Problem details
Only the pictures stay out; every record is to be quoted exactly.

--- start ---

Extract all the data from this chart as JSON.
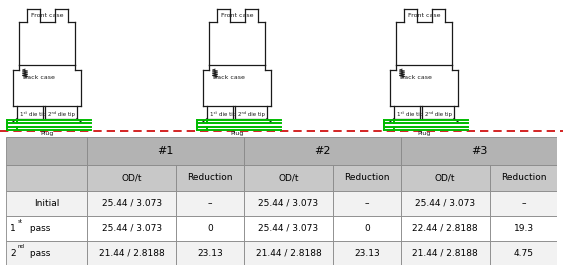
{
  "col_headers": [
    "OD/t",
    "Reduction",
    "OD/t",
    "Reduction",
    "OD/t",
    "Reduction"
  ],
  "table_data": [
    [
      "25.44 / 3.073",
      "–",
      "25.44 / 3.073",
      "–",
      "25.44 / 3.073",
      "–"
    ],
    [
      "25.44 / 3.073",
      "0",
      "25.44 / 3.073",
      "0",
      "22.44 / 2.8188",
      "19.3"
    ],
    [
      "21.44 / 2.8188",
      "23.13",
      "21.44 / 2.8188",
      "23.13",
      "21.44 / 2.8188",
      "4.75"
    ]
  ],
  "header_bg": "#b3b3b3",
  "subheader_bg": "#c8c8c8",
  "data_bg_even": "#f2f2f2",
  "data_bg_odd": "#ffffff",
  "border_color": "#888888",
  "text_color": "#000000",
  "green_color": "#00bb00",
  "red_dashed_color": "#cc0000",
  "bg_color": "#ffffff"
}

--- end ---

Exercise response
Extract all the data from this chart as JSON.
{
  "col_headers": [
    "OD/t",
    "Reduction",
    "OD/t",
    "Reduction",
    "OD/t",
    "Reduction"
  ],
  "table_data": [
    [
      "25.44 / 3.073",
      "–",
      "25.44 / 3.073",
      "–",
      "25.44 / 3.073",
      "–"
    ],
    [
      "25.44 / 3.073",
      "0",
      "25.44 / 3.073",
      "0",
      "22.44 / 2.8188",
      "19.3"
    ],
    [
      "21.44 / 2.8188",
      "23.13",
      "21.44 / 2.8188",
      "23.13",
      "21.44 / 2.8188",
      "4.75"
    ]
  ],
  "header_bg": "#b3b3b3",
  "subheader_bg": "#c8c8c8",
  "data_bg_even": "#f2f2f2",
  "data_bg_odd": "#ffffff",
  "border_color": "#888888",
  "text_color": "#000000",
  "green_color": "#00bb00",
  "red_dashed_color": "#cc0000",
  "bg_color": "#ffffff"
}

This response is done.